**Exercise aim:** Can you return, word for word, the part of the Claude Viallat text below that runs from "He then participated" up to and including "and Marc Devade."?

**Excerpt:**
= Claude Viallat =

French contemporary painter (born 1936)

Claude Viallat (born 1936) is a French contemporary painter.

==Biography==
Born in Nîmes, Viallat grew up in Aubais, a French village with a strong bull-rearing tradition. In 1955, he joined the École des Beaux-Arts (Fine Arts School) in Montpellier, where he met André-Pierre Arnal, Vincent Bioulès, Daniel Dezeuze, Toni Grand, François Rouan, and Henriette Pous, whom he married in 1962.

After doing his military service in Algeria from 1958 to 1961, he joined the École Nationale Supérieure des Beaux-Arts (the National Fine Arts School) of Paris, where he met fellow students Joël Kermarrec, Pierre Buraglio, and Michel Parmentier. He discovered American art in Paris, notably the works of Kenneth Noland, Morris Louis, Sam Francis, and Mark Rothko. By 1963 he had become attracted to abstraction. He was appointed as a teacher in the École des Arts Décoratifs (Decorative Arts School) of Nice in 1964 and decided to create a new formal language questioning the conventions of classical painting. He then started working systematically with one shape affixed on canvas without stretchers. His first personal exhibition took place at Nice's Galerie A in 1966. He also participated in several collective exhibitions that year.

In 1967, he was appointed as a teacher in the École des Beaux-Arts (School of Fine Arts) in Limoges, where he met Raoul Hausmann. In 1968, in Paris, Viallat had his first personal exhibition at the gallery led by Jean Fournier – who remained his gallerist for nearly thirty years.
He then participated in an exhibition that arguably originated the “Support/Surfaces” movement at the ARC, in the Modern Art Museum of Paris. His works were in most of the exhibitions of the movement from 1969 to 1971. Although he initiated this group and influenced it aesthetically through his pictorial works, he resigned on May 3, 1971, as he disagreed with the political and theoretical orientations imposed by Louis Cane and Marc Devade.

**Dataset excerpts:**
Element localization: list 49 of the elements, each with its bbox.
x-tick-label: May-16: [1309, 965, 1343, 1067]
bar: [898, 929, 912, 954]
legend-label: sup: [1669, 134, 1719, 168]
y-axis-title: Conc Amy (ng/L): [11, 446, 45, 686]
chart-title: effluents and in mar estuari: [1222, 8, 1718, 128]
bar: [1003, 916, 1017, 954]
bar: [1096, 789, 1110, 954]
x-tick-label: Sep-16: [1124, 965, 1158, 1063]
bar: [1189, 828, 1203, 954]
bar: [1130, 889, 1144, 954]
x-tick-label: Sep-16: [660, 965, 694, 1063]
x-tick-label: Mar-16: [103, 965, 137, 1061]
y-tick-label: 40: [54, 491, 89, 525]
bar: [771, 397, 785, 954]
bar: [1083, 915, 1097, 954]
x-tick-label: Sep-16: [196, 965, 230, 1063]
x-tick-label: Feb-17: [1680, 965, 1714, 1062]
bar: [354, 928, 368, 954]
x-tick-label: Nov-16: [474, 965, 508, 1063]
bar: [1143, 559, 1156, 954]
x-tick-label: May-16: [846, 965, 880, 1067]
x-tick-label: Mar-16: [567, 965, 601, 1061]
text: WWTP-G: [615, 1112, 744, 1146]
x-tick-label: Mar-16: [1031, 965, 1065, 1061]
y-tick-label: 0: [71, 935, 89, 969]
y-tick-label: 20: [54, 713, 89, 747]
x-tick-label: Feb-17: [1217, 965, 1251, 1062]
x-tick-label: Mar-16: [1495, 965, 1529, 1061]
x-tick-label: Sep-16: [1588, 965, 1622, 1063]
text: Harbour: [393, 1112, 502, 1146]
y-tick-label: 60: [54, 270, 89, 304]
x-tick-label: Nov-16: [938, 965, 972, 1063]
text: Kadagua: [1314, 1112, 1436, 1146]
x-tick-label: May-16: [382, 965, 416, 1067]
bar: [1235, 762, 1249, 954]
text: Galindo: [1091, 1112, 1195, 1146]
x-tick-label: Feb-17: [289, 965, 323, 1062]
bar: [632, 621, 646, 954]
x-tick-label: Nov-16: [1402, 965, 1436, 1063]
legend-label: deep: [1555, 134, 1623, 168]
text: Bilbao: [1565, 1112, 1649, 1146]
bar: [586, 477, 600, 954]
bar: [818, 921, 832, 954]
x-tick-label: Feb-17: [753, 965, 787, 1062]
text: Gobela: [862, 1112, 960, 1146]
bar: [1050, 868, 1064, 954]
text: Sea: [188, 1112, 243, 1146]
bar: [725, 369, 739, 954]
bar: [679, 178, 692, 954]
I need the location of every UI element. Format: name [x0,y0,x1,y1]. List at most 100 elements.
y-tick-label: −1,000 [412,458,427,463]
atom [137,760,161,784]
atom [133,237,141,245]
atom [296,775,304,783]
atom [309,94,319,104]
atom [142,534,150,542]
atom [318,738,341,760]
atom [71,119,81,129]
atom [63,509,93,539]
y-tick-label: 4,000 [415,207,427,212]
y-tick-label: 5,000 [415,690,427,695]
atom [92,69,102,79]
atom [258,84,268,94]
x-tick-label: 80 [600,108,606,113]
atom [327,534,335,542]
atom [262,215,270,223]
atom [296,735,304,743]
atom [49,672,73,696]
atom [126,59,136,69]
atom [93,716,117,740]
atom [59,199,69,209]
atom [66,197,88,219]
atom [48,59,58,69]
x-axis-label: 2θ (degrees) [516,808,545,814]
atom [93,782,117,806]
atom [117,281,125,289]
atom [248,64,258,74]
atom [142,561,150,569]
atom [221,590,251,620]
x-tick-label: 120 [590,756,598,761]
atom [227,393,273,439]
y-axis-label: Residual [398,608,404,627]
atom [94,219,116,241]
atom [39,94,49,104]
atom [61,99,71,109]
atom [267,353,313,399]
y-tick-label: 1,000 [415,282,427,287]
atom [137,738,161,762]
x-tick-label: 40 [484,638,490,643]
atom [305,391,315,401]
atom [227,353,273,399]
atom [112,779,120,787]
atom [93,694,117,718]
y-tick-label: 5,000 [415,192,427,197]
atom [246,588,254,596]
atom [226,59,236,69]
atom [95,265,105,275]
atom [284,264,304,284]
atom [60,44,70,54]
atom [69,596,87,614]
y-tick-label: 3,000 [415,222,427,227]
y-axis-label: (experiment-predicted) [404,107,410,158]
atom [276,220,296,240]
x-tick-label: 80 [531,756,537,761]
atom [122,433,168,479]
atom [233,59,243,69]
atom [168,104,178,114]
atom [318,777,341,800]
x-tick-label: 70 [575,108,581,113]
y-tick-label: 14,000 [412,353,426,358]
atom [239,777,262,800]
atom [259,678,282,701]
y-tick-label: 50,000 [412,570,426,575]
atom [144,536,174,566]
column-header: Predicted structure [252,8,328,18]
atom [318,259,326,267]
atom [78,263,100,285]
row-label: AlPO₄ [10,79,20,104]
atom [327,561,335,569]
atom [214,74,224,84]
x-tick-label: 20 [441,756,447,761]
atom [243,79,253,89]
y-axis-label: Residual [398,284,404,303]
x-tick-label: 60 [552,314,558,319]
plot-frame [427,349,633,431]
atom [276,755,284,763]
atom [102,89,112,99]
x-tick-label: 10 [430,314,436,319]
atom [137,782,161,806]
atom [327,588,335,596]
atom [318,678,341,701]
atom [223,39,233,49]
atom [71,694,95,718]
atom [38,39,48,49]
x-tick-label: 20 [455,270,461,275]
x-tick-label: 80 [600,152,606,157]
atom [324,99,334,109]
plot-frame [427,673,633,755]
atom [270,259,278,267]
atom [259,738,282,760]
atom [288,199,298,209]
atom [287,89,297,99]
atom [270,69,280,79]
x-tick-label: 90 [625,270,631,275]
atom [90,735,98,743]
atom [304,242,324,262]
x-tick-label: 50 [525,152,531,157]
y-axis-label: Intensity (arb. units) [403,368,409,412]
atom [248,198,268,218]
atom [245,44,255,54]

**Response:**
He then participated in an exhibition that arguably originated the “Support/Surfaces” movement at the ARC, in the Modern Art Museum of Paris. His works were in most of the exhibitions of the movement from 1969 to 1971. Although he initiated this group and influenced it aesthetically through his pictorial works, he resigned on May 3, 1971, as he disagreed with the political and theoretical orientations imposed by Louis Cane and Marc Devade.